══ EXTRACTED TEXT

This is useful on ARM (Apple Silicon) devices, where code-signing is required for all apps from the Internet.
:::caution Ad-hoc code signing does not prevent MacOS from requiring users to whitelist the installation in their Privacy & Security settings. :::
To configure an ad-hoc signature, provide the pseudo-identity - to Tauri, e.g.
"signingIdentity": "-"
For details on configuring Tauri's signing identity, see above.

════
══ DATA EXCERPTS

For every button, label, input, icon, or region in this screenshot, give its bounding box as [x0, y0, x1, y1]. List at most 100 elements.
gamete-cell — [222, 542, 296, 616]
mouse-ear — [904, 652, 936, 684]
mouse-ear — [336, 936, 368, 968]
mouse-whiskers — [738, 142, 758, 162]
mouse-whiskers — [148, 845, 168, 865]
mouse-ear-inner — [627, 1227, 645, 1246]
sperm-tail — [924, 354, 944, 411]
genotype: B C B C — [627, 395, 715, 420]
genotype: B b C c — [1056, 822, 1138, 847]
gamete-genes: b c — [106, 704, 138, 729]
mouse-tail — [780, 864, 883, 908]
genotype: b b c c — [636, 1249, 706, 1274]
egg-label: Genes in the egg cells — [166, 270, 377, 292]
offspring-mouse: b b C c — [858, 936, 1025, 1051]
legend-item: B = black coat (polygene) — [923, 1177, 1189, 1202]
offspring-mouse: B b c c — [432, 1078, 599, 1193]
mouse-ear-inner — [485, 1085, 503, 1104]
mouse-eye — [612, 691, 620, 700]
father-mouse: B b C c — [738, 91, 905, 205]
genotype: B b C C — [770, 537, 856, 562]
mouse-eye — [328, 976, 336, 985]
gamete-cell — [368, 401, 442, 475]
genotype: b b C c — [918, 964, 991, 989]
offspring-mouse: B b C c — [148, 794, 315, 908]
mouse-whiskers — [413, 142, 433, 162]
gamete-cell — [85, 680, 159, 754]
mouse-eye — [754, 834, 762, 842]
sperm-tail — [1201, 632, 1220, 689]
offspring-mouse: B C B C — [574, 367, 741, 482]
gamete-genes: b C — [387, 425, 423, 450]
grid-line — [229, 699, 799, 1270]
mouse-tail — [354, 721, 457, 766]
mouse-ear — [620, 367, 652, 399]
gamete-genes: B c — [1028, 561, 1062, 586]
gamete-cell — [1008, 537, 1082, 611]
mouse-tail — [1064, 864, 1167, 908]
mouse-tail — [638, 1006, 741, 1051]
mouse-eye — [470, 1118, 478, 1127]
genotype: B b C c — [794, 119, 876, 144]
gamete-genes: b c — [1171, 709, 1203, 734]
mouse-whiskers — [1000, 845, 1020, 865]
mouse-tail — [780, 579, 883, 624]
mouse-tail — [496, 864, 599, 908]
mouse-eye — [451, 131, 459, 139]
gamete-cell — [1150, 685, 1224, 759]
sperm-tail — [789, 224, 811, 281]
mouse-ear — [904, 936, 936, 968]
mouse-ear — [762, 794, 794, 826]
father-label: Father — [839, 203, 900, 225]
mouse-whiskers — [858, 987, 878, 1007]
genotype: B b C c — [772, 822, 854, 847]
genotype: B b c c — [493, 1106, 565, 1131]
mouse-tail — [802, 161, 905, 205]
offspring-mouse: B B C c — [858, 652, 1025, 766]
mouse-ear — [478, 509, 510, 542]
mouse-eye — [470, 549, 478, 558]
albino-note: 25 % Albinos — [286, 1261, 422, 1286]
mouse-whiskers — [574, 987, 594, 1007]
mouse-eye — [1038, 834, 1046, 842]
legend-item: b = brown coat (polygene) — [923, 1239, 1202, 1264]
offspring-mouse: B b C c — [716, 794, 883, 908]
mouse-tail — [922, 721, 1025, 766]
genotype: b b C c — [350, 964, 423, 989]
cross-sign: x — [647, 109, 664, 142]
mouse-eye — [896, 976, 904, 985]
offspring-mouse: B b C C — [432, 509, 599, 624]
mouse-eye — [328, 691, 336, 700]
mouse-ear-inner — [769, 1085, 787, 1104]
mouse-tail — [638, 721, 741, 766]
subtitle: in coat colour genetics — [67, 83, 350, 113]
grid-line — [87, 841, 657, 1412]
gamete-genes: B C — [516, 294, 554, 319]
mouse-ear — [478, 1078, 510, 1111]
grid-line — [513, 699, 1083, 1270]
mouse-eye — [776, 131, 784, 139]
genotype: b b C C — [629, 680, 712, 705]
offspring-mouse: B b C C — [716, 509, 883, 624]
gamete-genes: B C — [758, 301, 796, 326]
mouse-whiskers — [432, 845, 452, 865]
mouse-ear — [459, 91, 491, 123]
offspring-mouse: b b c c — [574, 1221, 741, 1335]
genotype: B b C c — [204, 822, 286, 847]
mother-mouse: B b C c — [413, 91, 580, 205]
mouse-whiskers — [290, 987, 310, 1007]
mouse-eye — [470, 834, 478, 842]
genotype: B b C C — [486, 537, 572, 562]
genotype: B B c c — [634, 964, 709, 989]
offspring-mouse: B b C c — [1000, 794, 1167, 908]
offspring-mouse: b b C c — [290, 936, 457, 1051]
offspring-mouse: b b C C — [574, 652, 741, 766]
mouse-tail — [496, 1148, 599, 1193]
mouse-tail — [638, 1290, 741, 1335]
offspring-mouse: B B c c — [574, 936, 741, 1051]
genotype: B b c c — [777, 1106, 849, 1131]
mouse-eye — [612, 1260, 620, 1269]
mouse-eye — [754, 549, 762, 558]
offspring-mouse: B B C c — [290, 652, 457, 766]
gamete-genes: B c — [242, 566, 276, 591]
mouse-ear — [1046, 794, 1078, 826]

════

### WHAT YOU WILL DO
a. Reproduce the passage on ad-hoc code signing, beginning at the words "This is useful" and stopping after "identity, see above.", with "pseudo-identity" changed to "placeholder identity".
b. According to the passage on ad-hoc code signing, on which devices is code-signing required for all apps from the Internet?

### EXERCISE RESULTS
a.
This is useful on ARM (Apple Silicon) devices, where code-signing is required for all apps from the Internet.
:::caution Ad-hoc code signing does not prevent MacOS from requiring users to whitelist the installation in their Privacy & Security settings. :::
To configure an ad-hoc signature, provide the placeholder identity - to Tauri, e.g.
"signingIdentity": "-"
For details on configuring Tauri's signing identity, see above.

b. On ARM (Apple Silicon) devices.